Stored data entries
[Start]

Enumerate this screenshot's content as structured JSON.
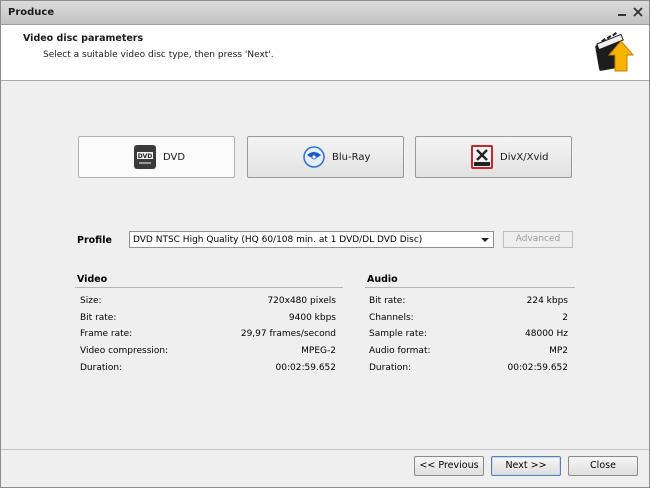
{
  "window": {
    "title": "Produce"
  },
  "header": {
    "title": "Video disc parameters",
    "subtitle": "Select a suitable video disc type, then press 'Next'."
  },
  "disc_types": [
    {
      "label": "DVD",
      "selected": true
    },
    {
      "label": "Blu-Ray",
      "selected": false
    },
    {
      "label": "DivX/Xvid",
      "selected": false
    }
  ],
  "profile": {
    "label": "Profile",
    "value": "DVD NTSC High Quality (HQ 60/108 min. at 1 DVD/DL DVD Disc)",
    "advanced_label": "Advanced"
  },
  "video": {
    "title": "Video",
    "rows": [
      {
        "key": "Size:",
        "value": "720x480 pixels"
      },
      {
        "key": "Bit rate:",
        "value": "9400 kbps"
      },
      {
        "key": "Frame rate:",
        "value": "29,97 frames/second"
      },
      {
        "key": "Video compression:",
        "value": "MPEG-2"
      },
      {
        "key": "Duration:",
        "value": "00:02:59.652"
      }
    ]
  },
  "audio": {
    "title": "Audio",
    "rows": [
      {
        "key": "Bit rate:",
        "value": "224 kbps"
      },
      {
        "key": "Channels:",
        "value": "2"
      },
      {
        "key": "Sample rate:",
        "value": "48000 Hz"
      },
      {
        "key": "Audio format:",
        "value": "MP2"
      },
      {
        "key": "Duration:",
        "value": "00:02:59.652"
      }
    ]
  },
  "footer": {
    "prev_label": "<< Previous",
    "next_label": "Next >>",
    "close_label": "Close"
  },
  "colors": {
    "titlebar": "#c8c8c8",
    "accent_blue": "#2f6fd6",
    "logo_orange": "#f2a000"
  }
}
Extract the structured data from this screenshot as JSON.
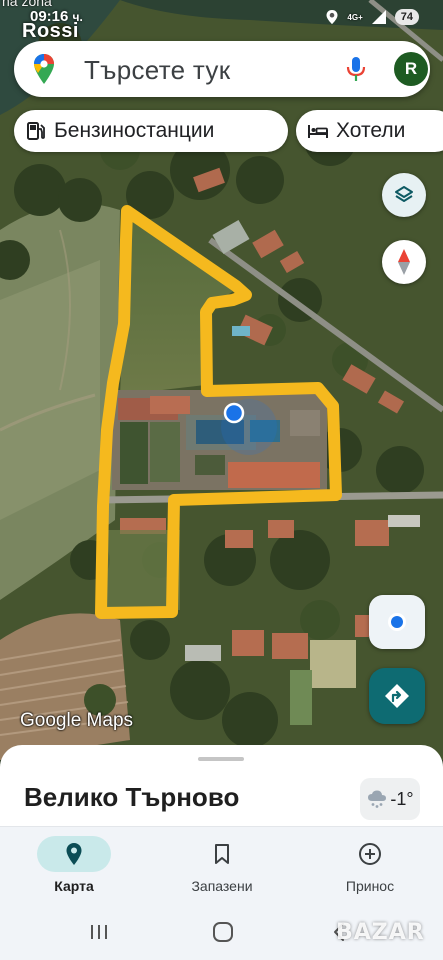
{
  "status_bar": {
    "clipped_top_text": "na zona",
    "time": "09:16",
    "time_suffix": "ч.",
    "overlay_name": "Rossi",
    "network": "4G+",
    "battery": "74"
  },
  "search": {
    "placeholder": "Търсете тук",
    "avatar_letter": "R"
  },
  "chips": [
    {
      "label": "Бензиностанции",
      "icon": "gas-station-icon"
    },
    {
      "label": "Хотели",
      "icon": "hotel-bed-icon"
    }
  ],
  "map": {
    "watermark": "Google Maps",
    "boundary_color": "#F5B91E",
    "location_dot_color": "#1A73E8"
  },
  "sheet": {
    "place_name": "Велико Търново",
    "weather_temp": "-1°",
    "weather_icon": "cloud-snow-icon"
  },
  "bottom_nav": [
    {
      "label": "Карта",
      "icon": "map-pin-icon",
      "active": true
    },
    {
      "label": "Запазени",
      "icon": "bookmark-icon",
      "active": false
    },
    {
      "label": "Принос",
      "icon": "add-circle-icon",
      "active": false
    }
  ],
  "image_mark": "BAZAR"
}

[End]

## Written task
Nothing in the entries above should change when they are printed again, except that the pictures are dropped.

## Result below
Enumerate this screenshot's content as structured JSON.
{
  "window": {
    "title": "Produce"
  },
  "header": {
    "title": "Video disc parameters",
    "subtitle": "Select a suitable video disc type, then press 'Next'."
  },
  "disc_types": [
    {
      "label": "DVD",
      "selected": true
    },
    {
      "label": "Blu-Ray",
      "selected": false
    },
    {
      "label": "DivX/Xvid",
      "selected": false
    }
  ],
  "profile": {
    "label": "Profile",
    "value": "DVD NTSC High Quality (HQ 60/108 min. at 1 DVD/DL DVD Disc)",
    "advanced_label": "Advanced"
  },
  "video": {
    "title": "Video",
    "rows": [
      {
        "key": "Size:",
        "value": "720x480 pixels"
      },
      {
        "key": "Bit rate:",
        "value": "9400 kbps"
      },
      {
        "key": "Frame rate:",
        "value": "29,97 frames/second"
      },
      {
        "key": "Video compression:",
        "value": "MPEG-2"
      },
      {
        "key": "Duration:",
        "value": "00:02:59.652"
      }
    ]
  },
  "audio": {
    "title": "Audio",
    "rows": [
      {
        "key": "Bit rate:",
        "value": "224 kbps"
      },
      {
        "key": "Channels:",
        "value": "2"
      },
      {
        "key": "Sample rate:",
        "value": "48000 Hz"
      },
      {
        "key": "Audio format:",
        "value": "MP2"
      },
      {
        "key": "Duration:",
        "value": "00:02:59.652"
      }
    ]
  },
  "footer": {
    "prev_label": "<< Previous",
    "next_label": "Next >>",
    "close_label": "Close"
  },
  "colors": {
    "titlebar": "#c8c8c8",
    "accent_blue": "#2f6fd6",
    "logo_orange": "#f2a000"
  }
}
Extract the structured data from this screenshot as JSON.
{
  "status_bar": {
    "clipped_top_text": "na zona",
    "time": "09:16",
    "time_suffix": "ч.",
    "overlay_name": "Rossi",
    "network": "4G+",
    "battery": "74"
  },
  "search": {
    "placeholder": "Търсете тук",
    "avatar_letter": "R"
  },
  "chips": [
    {
      "label": "Бензиностанции",
      "icon": "gas-station-icon"
    },
    {
      "label": "Хотели",
      "icon": "hotel-bed-icon"
    }
  ],
  "map": {
    "watermark": "Google Maps",
    "boundary_color": "#F5B91E",
    "location_dot_color": "#1A73E8"
  },
  "sheet": {
    "place_name": "Велико Търново",
    "weather_temp": "-1°",
    "weather_icon": "cloud-snow-icon"
  },
  "bottom_nav": [
    {
      "label": "Карта",
      "icon": "map-pin-icon",
      "active": true
    },
    {
      "label": "Запазени",
      "icon": "bookmark-icon",
      "active": false
    },
    {
      "label": "Принос",
      "icon": "add-circle-icon",
      "active": false
    }
  ],
  "image_mark": "BAZAR"
}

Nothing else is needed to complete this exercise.